EXERCISE REQUIREMENTS: Repeat all the material exactly; pictures stay out of your copy.

RECORDED INFORMATION:
■ ■ ■ ■ ■

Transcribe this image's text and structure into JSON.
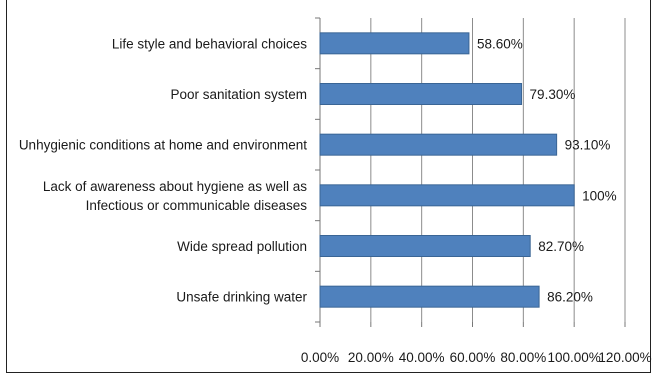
{
  "chart_data": {
    "type": "bar",
    "orientation": "horizontal",
    "categories": [
      [
        "Life style and behavioral choices"
      ],
      [
        "Poor sanitation system"
      ],
      [
        "Unhygienic conditions at home and environment"
      ],
      [
        "Lack of awareness about hygiene as well as",
        "Infectious or communicable diseases"
      ],
      [
        "Wide spread pollution"
      ],
      [
        "Unsafe drinking water"
      ]
    ],
    "values": [
      58.6,
      79.3,
      93.1,
      100,
      82.7,
      86.2
    ],
    "value_labels": [
      "58.60%",
      "79.30%",
      "93.10%",
      "100%",
      "82.70%",
      "86.20%"
    ],
    "xlim": [
      0,
      120
    ],
    "x_ticks": [
      0,
      20,
      40,
      60,
      80,
      100,
      120
    ],
    "x_tick_labels": [
      "0.00%",
      "20.00%",
      "40.00%",
      "60.00%",
      "80.00%",
      "100.00%",
      "120.00%"
    ],
    "grid": "vertical",
    "title": "",
    "xlabel": "",
    "ylabel": "",
    "colors": {
      "bar": "#4F81BD",
      "bar_edge": "#3A6595",
      "grid": "#8c8c8c",
      "axis": "#777777"
    }
  }
}
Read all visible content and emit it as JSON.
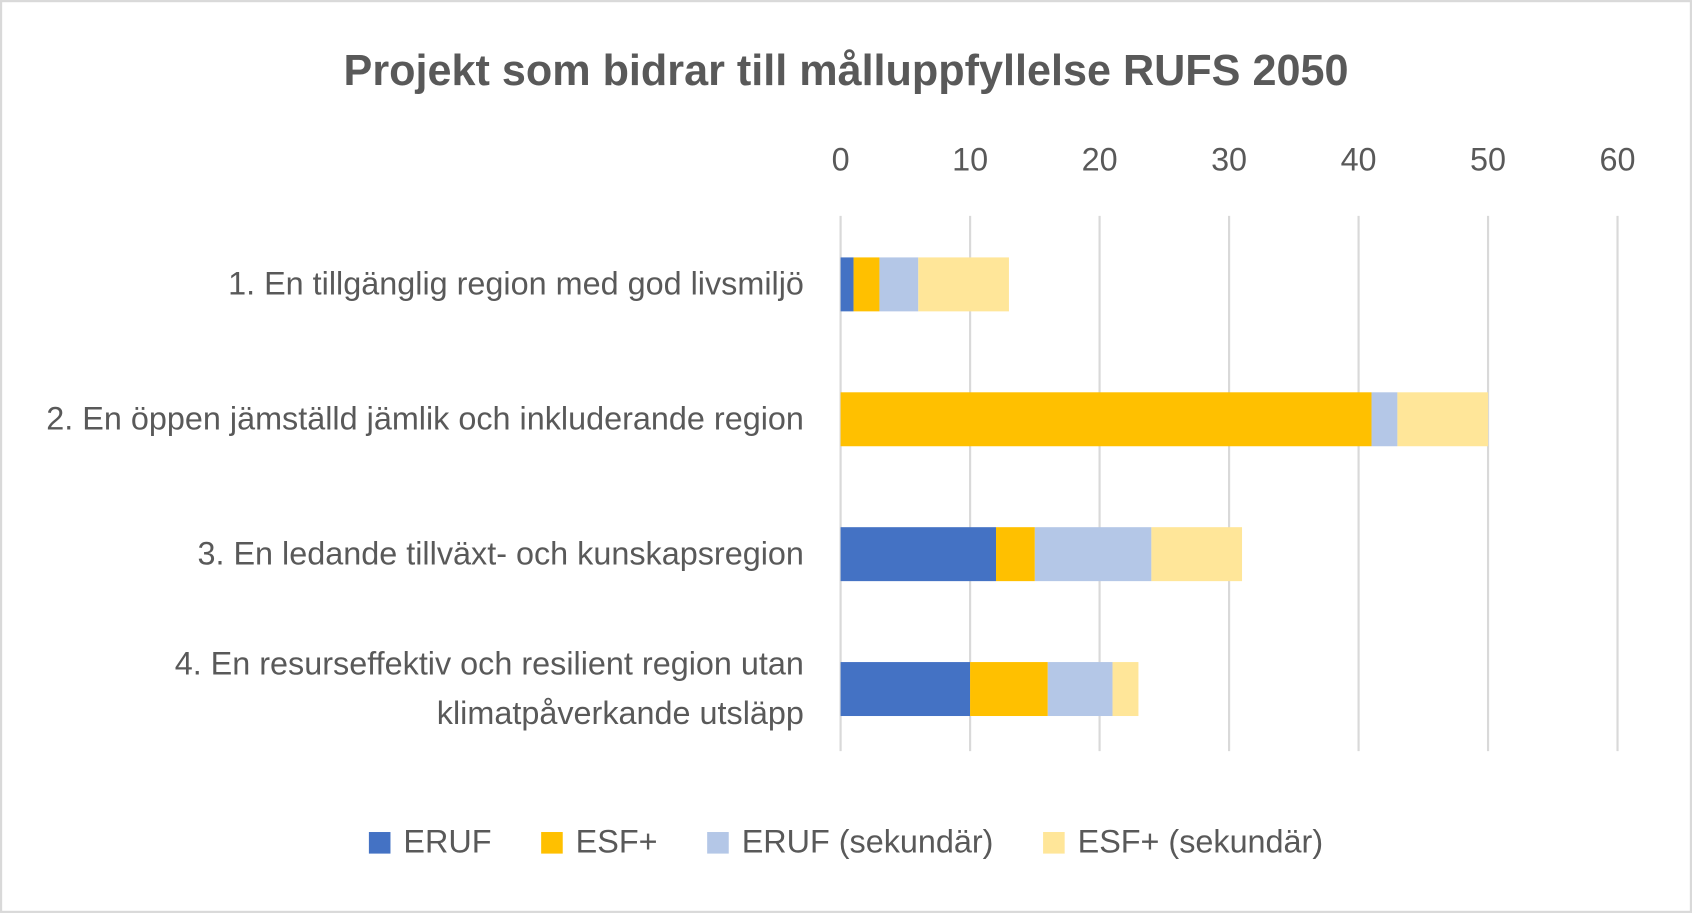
{
  "chart_data": {
    "type": "stacked-bar-horizontal",
    "title": "Projekt som bidrar till målluppfyllelse RUFS 2050",
    "categories": [
      "1. En tillgänglig region med god livsmiljö",
      "2. En öppen jämställd jämlik och inkluderande region",
      "3. En ledande tillväxt- och kunskapsregion",
      "4. En resurseffektiv och resilient region utan klimatpåverkande utsläpp"
    ],
    "series": [
      {
        "name": "ERUF",
        "color": "#4472c4",
        "values": [
          1,
          0,
          12,
          10
        ]
      },
      {
        "name": "ESF+",
        "color": "#ffc000",
        "values": [
          2,
          41,
          3,
          6
        ]
      },
      {
        "name": "ERUF (sekundär)",
        "color": "#b4c7e7",
        "values": [
          3,
          2,
          9,
          5
        ]
      },
      {
        "name": "ESF+ (sekundär)",
        "color": "#ffe699",
        "values": [
          7,
          7,
          7,
          2
        ]
      }
    ],
    "xlim": [
      0,
      60
    ],
    "xticks": [
      0,
      10,
      20,
      30,
      40,
      50,
      60
    ],
    "grid": true,
    "legend": "bottom"
  }
}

■ ■ ■ ■ ■

ANSWER IN FULL:
Transcribe this image's text and structure into JSON.
{
  "chart_data": {
    "type": "bar",
    "orientation": "horizontal",
    "categories": [
      [
        "Life style and behavioral choices"
      ],
      [
        "Poor sanitation system"
      ],
      [
        "Unhygienic conditions at home and environment"
      ],
      [
        "Lack of awareness about hygiene as well as",
        "Infectious or communicable diseases"
      ],
      [
        "Wide spread pollution"
      ],
      [
        "Unsafe drinking water"
      ]
    ],
    "values": [
      58.6,
      79.3,
      93.1,
      100,
      82.7,
      86.2
    ],
    "value_labels": [
      "58.60%",
      "79.30%",
      "93.10%",
      "100%",
      "82.70%",
      "86.20%"
    ],
    "xlim": [
      0,
      120
    ],
    "x_ticks": [
      0,
      20,
      40,
      60,
      80,
      100,
      120
    ],
    "x_tick_labels": [
      "0.00%",
      "20.00%",
      "40.00%",
      "60.00%",
      "80.00%",
      "100.00%",
      "120.00%"
    ],
    "grid": "vertical",
    "title": "",
    "xlabel": "",
    "ylabel": "",
    "colors": {
      "bar": "#4F81BD",
      "bar_edge": "#3A6595",
      "grid": "#8c8c8c",
      "axis": "#777777"
    }
  }
}
Read all visible content and emit it as JSON.
{
  "chart_data": {
    "type": "stacked-bar-horizontal",
    "title": "Projekt som bidrar till målluppfyllelse RUFS 2050",
    "categories": [
      "1. En tillgänglig region med god livsmiljö",
      "2. En öppen jämställd jämlik och inkluderande region",
      "3. En ledande tillväxt- och kunskapsregion",
      "4. En resurseffektiv och resilient region utan klimatpåverkande utsläpp"
    ],
    "series": [
      {
        "name": "ERUF",
        "color": "#4472c4",
        "values": [
          1,
          0,
          12,
          10
        ]
      },
      {
        "name": "ESF+",
        "color": "#ffc000",
        "values": [
          2,
          41,
          3,
          6
        ]
      },
      {
        "name": "ERUF (sekundär)",
        "color": "#b4c7e7",
        "values": [
          3,
          2,
          9,
          5
        ]
      },
      {
        "name": "ESF+ (sekundär)",
        "color": "#ffe699",
        "values": [
          7,
          7,
          7,
          2
        ]
      }
    ],
    "xlim": [
      0,
      60
    ],
    "xticks": [
      0,
      10,
      20,
      30,
      40,
      50,
      60
    ],
    "grid": true,
    "legend": "bottom"
  }
}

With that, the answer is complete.